Locate the line that contains "What text is on this page?" in the data that follows. Copy it and every subsequent line to the end, exactly, excluding pictures.

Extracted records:

**********

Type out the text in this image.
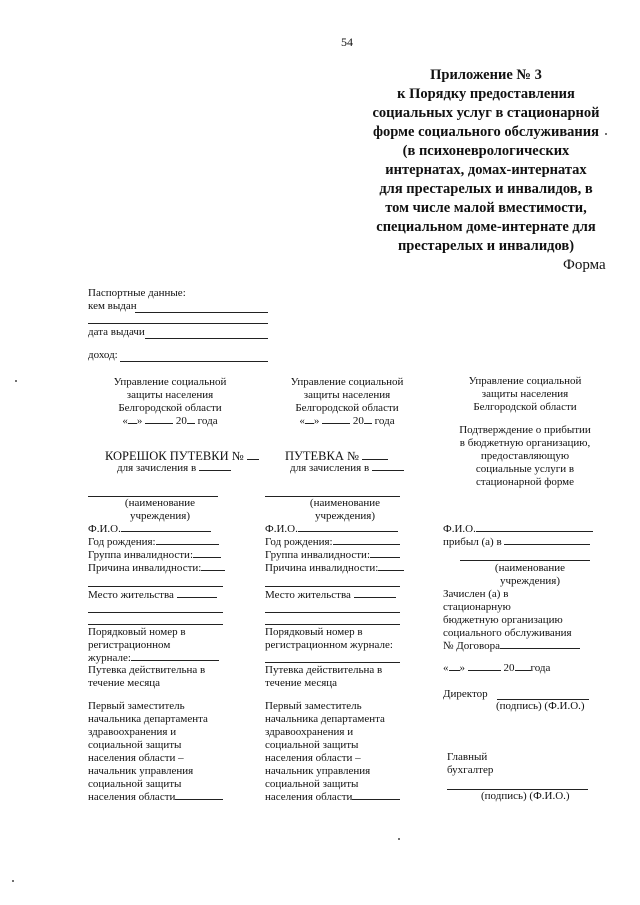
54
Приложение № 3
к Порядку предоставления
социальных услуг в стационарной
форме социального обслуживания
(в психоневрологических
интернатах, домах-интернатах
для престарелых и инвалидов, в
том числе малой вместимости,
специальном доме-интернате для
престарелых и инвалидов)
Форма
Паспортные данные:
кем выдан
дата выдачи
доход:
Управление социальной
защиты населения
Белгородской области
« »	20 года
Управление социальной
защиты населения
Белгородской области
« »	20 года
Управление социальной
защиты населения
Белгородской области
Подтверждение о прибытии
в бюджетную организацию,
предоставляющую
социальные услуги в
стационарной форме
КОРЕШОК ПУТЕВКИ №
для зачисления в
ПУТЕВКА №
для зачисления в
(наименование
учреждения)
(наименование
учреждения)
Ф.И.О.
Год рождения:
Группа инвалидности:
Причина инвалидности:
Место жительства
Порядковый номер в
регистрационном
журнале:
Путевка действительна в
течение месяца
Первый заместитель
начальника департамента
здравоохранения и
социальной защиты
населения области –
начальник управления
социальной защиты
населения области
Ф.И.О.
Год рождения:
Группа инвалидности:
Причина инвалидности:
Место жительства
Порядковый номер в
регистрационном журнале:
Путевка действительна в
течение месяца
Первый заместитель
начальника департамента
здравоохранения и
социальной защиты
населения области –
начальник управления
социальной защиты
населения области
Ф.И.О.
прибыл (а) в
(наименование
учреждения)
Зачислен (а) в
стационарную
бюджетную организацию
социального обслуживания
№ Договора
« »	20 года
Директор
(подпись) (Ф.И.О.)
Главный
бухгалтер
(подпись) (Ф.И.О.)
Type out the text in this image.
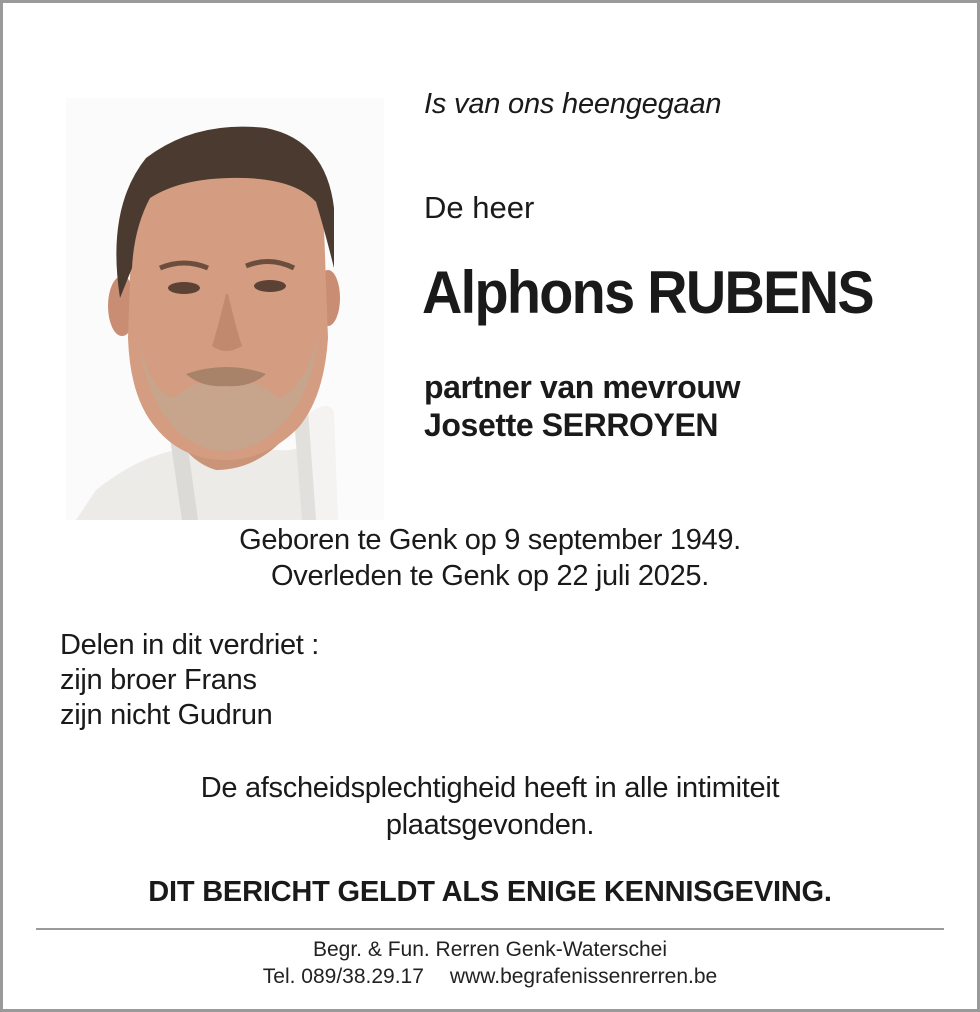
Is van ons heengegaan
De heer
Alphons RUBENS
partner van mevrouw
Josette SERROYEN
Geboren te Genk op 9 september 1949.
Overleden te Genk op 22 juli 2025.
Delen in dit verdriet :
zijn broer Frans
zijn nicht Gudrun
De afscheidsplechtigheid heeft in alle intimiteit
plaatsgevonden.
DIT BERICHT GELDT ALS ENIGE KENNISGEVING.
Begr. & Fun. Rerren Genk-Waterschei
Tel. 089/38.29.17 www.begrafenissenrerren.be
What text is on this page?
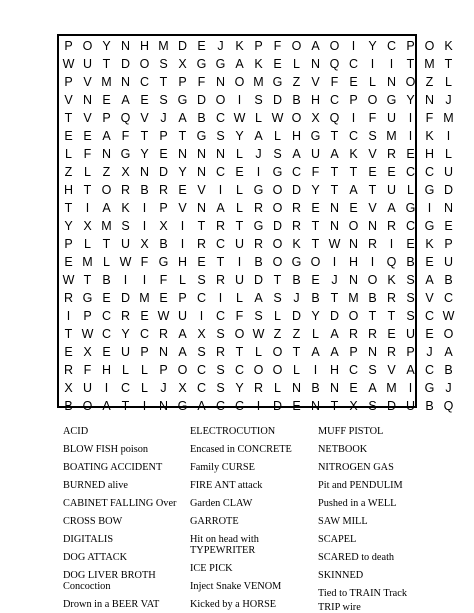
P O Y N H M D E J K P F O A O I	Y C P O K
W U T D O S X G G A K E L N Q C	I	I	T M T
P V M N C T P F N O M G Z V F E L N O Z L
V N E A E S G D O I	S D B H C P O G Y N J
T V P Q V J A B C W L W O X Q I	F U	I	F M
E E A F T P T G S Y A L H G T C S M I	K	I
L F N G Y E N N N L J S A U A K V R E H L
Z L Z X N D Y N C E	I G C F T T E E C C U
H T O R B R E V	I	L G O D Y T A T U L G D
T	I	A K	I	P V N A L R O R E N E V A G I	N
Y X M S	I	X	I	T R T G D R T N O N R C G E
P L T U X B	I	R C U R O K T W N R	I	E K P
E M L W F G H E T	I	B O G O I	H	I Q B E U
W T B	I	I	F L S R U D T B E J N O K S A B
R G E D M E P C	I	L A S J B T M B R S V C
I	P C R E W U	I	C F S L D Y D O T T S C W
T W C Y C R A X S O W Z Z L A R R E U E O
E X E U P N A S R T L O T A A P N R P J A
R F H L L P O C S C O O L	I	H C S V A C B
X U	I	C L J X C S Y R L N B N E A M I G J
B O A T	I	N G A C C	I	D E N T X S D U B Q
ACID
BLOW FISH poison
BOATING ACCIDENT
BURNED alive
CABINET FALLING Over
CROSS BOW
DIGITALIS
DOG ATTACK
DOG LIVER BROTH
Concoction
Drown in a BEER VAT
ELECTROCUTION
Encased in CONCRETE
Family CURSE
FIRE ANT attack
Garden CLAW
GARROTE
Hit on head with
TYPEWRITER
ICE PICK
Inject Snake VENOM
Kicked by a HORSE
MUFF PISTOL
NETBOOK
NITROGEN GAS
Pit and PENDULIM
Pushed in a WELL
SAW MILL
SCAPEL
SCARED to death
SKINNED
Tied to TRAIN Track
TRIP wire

**********

ANSWER FOR THE TASK:
What text is on this page?
P O Y N H M D E J K P F O A O I	Y C P O K
W U T D O S X G G A K E L N Q C	I	I	T M T
P V M N C T P F N O M G Z V F E L N O Z L
V N E A E S G D O I	S D B H C P O G Y N J
T V P Q V J A B C W L W O X Q I	F U	I	F M
E E A F T P T G S Y A L H G T C S M I	K	I
L F N G Y E N N N L J S A U A K V R E H L
Z L Z X N D Y N C E	I G C F T T E E C C U
H T O R B R E V	I	L G O D Y T A T U L G D
T	I	A K	I	P V N A L R O R E N E V A G I	N
Y X M S	I	X	I	T R T G D R T N O N R C G E
P L T U X B	I	R C U R O K T W N R	I	E K P
E M L W F G H E T	I	B O G O I	H	I Q B E U
W T B	I	I	F L S R U D T B E J N O K S A B
R G E D M E P C	I	L A S J B T M B R S V C
I	P C R E W U	I	C F S L D Y D O T T S C W
T W C Y C R A X S O W Z Z L A R R E U E O
E X E U P N A S R T L O T A A P N R P J A
R F H L L P O C S C O O L	I	H C S V A C B
X U	I	C L J X C S Y R L N B N E A M I G J
B O A T	I	N G A C C	I	D E N T X S D U B Q
ACID
BLOW FISH poison
BOATING ACCIDENT
BURNED alive
CABINET FALLING Over
CROSS BOW
DIGITALIS
DOG ATTACK
DOG LIVER BROTH
Concoction
Drown in a BEER VAT
ELECTROCUTION
Encased in CONCRETE
Family CURSE
FIRE ANT attack
Garden CLAW
GARROTE
Hit on head with
TYPEWRITER
ICE PICK
Inject Snake VENOM
Kicked by a HORSE
MUFF PISTOL
NETBOOK
NITROGEN GAS
Pit and PENDULIM
Pushed in a WELL
SAW MILL
SCAPEL
SCARED to death
SKINNED
Tied to TRAIN Track
TRIP wire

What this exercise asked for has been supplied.